## Challenge
Repeat the material in full. Keep every line exactly as it is.

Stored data
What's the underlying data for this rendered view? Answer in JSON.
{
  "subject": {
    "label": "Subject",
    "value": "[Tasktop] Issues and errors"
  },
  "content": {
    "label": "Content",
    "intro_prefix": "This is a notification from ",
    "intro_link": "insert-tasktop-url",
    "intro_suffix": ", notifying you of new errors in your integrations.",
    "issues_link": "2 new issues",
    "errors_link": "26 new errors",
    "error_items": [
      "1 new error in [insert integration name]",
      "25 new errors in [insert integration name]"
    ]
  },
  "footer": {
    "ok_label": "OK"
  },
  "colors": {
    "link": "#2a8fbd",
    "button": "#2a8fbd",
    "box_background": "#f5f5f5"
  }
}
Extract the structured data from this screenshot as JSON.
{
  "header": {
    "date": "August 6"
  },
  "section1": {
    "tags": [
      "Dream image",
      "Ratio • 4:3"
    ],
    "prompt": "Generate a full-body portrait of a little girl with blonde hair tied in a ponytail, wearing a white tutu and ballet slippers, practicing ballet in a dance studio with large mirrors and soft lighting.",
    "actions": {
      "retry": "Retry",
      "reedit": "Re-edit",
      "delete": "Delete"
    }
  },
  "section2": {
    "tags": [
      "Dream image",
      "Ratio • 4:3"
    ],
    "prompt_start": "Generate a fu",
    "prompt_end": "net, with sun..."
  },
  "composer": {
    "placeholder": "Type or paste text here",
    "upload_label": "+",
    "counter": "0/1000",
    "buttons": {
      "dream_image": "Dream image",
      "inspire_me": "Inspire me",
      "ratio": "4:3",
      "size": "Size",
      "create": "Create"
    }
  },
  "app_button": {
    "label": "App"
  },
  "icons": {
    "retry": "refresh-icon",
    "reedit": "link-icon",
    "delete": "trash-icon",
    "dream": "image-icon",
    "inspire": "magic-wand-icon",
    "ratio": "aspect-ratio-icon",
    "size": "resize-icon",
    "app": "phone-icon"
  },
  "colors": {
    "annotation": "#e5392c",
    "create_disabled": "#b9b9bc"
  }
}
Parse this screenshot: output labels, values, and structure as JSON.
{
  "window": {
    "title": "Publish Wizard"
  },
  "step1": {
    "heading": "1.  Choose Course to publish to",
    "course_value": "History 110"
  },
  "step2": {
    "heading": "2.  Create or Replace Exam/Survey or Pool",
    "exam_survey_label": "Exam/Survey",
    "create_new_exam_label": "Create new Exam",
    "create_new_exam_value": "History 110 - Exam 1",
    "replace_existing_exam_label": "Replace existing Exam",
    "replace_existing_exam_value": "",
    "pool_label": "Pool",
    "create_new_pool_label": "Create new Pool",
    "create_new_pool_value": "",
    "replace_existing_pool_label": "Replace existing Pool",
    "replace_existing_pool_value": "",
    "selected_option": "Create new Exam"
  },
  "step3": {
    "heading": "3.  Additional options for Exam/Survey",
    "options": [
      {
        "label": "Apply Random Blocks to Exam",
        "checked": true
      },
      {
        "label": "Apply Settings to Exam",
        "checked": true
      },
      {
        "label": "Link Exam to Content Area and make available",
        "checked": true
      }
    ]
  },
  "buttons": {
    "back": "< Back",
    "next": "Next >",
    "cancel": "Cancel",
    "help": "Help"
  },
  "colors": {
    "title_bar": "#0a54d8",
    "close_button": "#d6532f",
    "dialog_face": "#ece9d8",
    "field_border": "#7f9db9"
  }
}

## Output below
What's the underlying data for this rendered view? Answer in JSON.
{
  "subject": {
    "label": "Subject",
    "value": "[Tasktop] Issues and errors"
  },
  "content": {
    "label": "Content",
    "intro_prefix": "This is a notification from ",
    "intro_link": "insert-tasktop-url",
    "intro_suffix": ", notifying you of new errors in your integrations.",
    "issues_link": "2 new issues",
    "errors_link": "26 new errors",
    "error_items": [
      "1 new error in [insert integration name]",
      "25 new errors in [insert integration name]"
    ]
  },
  "footer": {
    "ok_label": "OK"
  },
  "colors": {
    "link": "#2a8fbd",
    "button": "#2a8fbd",
    "box_background": "#f5f5f5"
  }
}
Extract the structured data from this screenshot as JSON.
{
  "header": {
    "date": "August 6"
  },
  "section1": {
    "tags": [
      "Dream image",
      "Ratio • 4:3"
    ],
    "prompt": "Generate a full-body portrait of a little girl with blonde hair tied in a ponytail, wearing a white tutu and ballet slippers, practicing ballet in a dance studio with large mirrors and soft lighting.",
    "actions": {
      "retry": "Retry",
      "reedit": "Re-edit",
      "delete": "Delete"
    }
  },
  "section2": {
    "tags": [
      "Dream image",
      "Ratio • 4:3"
    ],
    "prompt_start": "Generate a fu",
    "prompt_end": "net, with sun..."
  },
  "composer": {
    "placeholder": "Type or paste text here",
    "upload_label": "+",
    "counter": "0/1000",
    "buttons": {
      "dream_image": "Dream image",
      "inspire_me": "Inspire me",
      "ratio": "4:3",
      "size": "Size",
      "create": "Create"
    }
  },
  "app_button": {
    "label": "App"
  },
  "icons": {
    "retry": "refresh-icon",
    "reedit": "link-icon",
    "delete": "trash-icon",
    "dream": "image-icon",
    "inspire": "magic-wand-icon",
    "ratio": "aspect-ratio-icon",
    "size": "resize-icon",
    "app": "phone-icon"
  },
  "colors": {
    "annotation": "#e5392c",
    "create_disabled": "#b9b9bc"
  }
}
Parse this screenshot: output labels, values, and structure as JSON.
{
  "window": {
    "title": "Publish Wizard"
  },
  "step1": {
    "heading": "1.  Choose Course to publish to",
    "course_value": "History 110"
  },
  "step2": {
    "heading": "2.  Create or Replace Exam/Survey or Pool",
    "exam_survey_label": "Exam/Survey",
    "create_new_exam_label": "Create new Exam",
    "create_new_exam_value": "History 110 - Exam 1",
    "replace_existing_exam_label": "Replace existing Exam",
    "replace_existing_exam_value": "",
    "pool_label": "Pool",
    "create_new_pool_label": "Create new Pool",
    "create_new_pool_value": "",
    "replace_existing_pool_label": "Replace existing Pool",
    "replace_existing_pool_value": "",
    "selected_option": "Create new Exam"
  },
  "step3": {
    "heading": "3.  Additional options for Exam/Survey",
    "options": [
      {
        "label": "Apply Random Blocks to Exam",
        "checked": true
      },
      {
        "label": "Apply Settings to Exam",
        "checked": true
      },
      {
        "label": "Link Exam to Content Area and make available",
        "checked": true
      }
    ]
  },
  "buttons": {
    "back": "< Back",
    "next": "Next >",
    "cancel": "Cancel",
    "help": "Help"
  },
  "colors": {
    "title_bar": "#0a54d8",
    "close_button": "#d6532f",
    "dialog_face": "#ece9d8",
    "field_border": "#7f9db9"
  }
}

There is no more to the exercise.